━━━ Selected extract
The Brainwork Survey investigates the prevalence, strenuousness and inspiring aspects of the different tasks and situations of work. The survey produces information about work content and conditions for workplaces, occupational health care and occupational safety and health operators of different industries for the purpose of planning smooth and healthy brainwork.
Description
Through the Brainwork Survey, we have examined which cognitive i.e. information-work tasks, situations and conditions occur in the modern work life. The 39 statements of the Brainwork Survey have been summarised into 14 areas of brain work. The answers depict the prevalence of different areas of brainwork i.e. does the task or situation occur in the respondents’ work several times a day, daily or almost daily, weekly, monthly or less frequently. Furthermore, the answers depict whether the brainwork areas occurring in work are seen as strenuous or inspiring. The respondents assessed this on a seven-step scale with the extremes being very strenuous and very inspiring. In addition to the different factors of brainwork, the graphs show the experience of stress and recovery on four different levels.The result figures show the different areas of brainwork. Factors 1–4 are basic requirements of information processing and depict different kinds of cognitive functions.Factors 5-10 are larger basic requirements of information processing and depict different kinds of tasks and situations of brainwork. Factors 11–14 are brainwork conditions and depict cognitively challenging situations in work. In the survey, each area has 2–4 associated statements.
━━━━━━
▶ [Exercise requirements]:
**A.** According to the Brainwork Survey description, how many statements does the survey contain, and into how many areas of brainwork are they grouped?
**B.** Transcribe the portion of the Brainwork Survey description that begins with the words "The Brainwork Survey investigates" and ends after the words "and healthy brainwork.".
**C.** Write the next part of the Brainwork Survey description, continuing after its final sentence.
━━━ Dataset entries
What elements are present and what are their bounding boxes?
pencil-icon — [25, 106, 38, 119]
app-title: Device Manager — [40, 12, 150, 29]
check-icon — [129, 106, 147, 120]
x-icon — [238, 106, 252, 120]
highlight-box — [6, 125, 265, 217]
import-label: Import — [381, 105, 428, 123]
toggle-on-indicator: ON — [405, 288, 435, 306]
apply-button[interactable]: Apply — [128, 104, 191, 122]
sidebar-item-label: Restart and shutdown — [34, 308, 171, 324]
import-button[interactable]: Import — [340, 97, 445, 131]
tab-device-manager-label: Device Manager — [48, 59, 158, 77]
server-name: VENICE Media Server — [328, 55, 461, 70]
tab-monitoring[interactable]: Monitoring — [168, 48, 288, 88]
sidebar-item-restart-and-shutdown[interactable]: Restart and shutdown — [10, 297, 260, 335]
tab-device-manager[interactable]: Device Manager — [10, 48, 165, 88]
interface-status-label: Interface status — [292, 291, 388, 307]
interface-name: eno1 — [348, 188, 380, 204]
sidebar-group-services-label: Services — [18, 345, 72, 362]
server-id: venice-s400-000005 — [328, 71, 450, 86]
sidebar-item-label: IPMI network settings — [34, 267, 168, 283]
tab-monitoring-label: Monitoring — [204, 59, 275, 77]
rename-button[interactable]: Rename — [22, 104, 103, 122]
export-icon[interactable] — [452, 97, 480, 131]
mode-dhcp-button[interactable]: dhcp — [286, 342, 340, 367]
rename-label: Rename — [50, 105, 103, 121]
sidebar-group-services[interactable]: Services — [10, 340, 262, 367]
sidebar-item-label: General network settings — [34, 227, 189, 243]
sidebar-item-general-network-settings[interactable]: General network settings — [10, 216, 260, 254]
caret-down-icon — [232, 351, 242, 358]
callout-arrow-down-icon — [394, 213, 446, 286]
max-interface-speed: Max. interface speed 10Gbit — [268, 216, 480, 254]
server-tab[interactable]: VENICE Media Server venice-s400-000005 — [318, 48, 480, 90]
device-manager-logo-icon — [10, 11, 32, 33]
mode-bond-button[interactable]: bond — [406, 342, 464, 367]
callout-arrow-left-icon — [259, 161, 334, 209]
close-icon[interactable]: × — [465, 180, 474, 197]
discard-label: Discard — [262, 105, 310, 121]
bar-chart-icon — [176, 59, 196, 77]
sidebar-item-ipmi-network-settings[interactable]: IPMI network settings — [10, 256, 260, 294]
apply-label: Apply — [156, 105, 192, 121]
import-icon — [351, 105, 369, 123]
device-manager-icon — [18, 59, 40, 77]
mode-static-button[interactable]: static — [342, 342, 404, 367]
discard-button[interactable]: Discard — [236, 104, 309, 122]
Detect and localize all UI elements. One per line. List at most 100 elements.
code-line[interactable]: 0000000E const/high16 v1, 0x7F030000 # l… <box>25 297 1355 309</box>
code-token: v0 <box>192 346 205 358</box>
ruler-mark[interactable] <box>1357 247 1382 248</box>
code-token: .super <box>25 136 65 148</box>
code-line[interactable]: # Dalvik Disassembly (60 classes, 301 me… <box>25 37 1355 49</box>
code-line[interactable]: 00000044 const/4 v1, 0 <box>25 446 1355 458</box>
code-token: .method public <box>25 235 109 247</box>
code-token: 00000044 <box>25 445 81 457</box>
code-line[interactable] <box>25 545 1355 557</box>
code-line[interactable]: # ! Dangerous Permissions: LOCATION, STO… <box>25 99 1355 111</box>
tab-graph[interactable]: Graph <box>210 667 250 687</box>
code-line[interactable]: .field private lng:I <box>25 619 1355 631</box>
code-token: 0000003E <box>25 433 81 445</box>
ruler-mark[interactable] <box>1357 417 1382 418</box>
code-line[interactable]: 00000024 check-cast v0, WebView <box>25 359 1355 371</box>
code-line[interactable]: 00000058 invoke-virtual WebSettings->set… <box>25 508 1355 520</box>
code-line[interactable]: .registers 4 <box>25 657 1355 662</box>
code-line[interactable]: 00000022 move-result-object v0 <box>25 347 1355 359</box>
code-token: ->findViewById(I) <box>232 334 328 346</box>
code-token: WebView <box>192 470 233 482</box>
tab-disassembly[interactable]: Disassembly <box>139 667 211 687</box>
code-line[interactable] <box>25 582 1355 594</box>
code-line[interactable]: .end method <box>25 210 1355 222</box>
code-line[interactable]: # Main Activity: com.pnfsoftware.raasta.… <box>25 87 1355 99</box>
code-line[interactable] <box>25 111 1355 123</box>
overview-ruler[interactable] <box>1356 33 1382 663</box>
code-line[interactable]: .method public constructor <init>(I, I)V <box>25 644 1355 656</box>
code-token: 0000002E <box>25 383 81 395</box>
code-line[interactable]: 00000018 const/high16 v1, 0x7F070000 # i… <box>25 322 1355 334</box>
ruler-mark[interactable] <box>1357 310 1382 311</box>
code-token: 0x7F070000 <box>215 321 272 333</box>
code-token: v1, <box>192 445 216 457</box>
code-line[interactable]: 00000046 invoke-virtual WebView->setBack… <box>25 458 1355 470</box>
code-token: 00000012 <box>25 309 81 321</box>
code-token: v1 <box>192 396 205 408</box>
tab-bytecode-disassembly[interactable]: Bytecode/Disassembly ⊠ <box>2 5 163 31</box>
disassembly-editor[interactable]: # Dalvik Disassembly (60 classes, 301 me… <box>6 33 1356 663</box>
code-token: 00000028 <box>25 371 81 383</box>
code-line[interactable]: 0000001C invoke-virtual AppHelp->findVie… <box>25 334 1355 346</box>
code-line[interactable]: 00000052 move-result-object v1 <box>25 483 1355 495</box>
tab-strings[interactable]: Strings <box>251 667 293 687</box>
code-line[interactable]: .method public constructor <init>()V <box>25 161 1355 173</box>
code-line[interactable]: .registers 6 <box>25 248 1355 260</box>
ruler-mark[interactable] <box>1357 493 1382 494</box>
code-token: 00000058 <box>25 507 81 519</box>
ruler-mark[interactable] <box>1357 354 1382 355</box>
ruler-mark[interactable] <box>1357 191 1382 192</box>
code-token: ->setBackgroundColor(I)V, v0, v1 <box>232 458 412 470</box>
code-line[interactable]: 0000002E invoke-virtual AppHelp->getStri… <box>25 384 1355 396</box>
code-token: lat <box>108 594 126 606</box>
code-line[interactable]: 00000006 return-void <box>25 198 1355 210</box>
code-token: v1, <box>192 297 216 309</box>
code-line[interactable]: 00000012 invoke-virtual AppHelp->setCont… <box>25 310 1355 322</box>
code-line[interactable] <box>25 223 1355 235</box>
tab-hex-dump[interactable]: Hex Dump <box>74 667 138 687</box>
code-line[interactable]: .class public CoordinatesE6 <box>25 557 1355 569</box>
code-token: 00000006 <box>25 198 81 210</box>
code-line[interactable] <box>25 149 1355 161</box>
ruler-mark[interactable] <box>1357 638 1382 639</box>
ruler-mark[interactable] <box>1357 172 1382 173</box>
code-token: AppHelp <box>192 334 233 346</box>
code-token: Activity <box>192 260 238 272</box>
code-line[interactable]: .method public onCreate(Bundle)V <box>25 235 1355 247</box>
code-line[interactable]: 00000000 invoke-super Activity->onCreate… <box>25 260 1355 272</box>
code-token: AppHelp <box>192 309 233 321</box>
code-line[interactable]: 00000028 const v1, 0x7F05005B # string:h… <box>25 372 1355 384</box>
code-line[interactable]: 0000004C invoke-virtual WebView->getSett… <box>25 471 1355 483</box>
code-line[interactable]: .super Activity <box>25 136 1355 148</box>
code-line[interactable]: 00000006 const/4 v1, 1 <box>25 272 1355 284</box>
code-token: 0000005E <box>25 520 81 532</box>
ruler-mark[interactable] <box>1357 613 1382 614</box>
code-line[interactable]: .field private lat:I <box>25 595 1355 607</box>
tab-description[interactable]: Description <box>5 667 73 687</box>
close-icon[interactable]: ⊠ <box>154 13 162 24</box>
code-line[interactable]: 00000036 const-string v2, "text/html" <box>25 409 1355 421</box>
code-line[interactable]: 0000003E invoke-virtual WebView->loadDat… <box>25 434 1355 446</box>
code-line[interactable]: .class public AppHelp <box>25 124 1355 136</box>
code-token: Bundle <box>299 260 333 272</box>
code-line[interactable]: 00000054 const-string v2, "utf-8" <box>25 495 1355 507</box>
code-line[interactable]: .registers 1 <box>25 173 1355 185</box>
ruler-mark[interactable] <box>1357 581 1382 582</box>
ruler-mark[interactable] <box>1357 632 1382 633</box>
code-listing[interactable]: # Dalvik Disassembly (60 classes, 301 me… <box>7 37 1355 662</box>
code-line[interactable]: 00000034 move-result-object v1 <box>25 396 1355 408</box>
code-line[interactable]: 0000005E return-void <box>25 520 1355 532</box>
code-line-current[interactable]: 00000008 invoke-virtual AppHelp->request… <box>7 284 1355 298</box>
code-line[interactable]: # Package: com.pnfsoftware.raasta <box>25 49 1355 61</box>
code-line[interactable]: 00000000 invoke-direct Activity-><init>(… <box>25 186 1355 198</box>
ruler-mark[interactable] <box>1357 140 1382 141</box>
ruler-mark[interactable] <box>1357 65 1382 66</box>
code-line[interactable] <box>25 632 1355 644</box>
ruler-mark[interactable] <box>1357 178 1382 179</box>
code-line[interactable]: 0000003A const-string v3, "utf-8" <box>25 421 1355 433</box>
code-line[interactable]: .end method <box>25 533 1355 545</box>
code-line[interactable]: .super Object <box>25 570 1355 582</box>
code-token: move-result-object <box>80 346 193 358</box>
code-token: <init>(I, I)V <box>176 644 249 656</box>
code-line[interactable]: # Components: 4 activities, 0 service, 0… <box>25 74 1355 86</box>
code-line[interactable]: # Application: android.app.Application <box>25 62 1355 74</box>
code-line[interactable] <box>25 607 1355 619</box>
━━━━━━
▶ [Answers for the exercise]:
**A.** The survey contains 39 statements, grouped into 14 areas of brainwork.

**B.**
The Brainwork Survey investigates the prevalence, strenuousness and inspiring aspects of the different tasks and situations of work. The survey produces information about work content and conditions for workplaces, occupational health care and occupational safety and health operators of different industries for the purpose of planning smooth and healthy brainwork.

**C.**
The areas of brainwork can be examined for all data or just in certain age groups. The data can be viewed by industry in three subgroups; in the first the respondents are in the social welfare and health care sector, in the second they work in offices as experts, and in the third they are in maintenance/production work. The fourth group has respondents from the sectors that have not been specified further.
The menu can be used to filter the data. This filters the graphs to correspond with a particular selection.
The brainwork data contains the answers collected from over 11,000 respondents of over 90 development, service and research projects conducted by the Finnish Institute of Occupational Health in 2016–2019. The answers do not represent Finland’s working-age population as a whole. The majority of the respondents work in the social services or healthcare industry (63%) or in offices in different expert or information processing positions (19%). The brainwork data will next be updated with material from the coronavirus pandemic period and with new work areas from 2020–2021.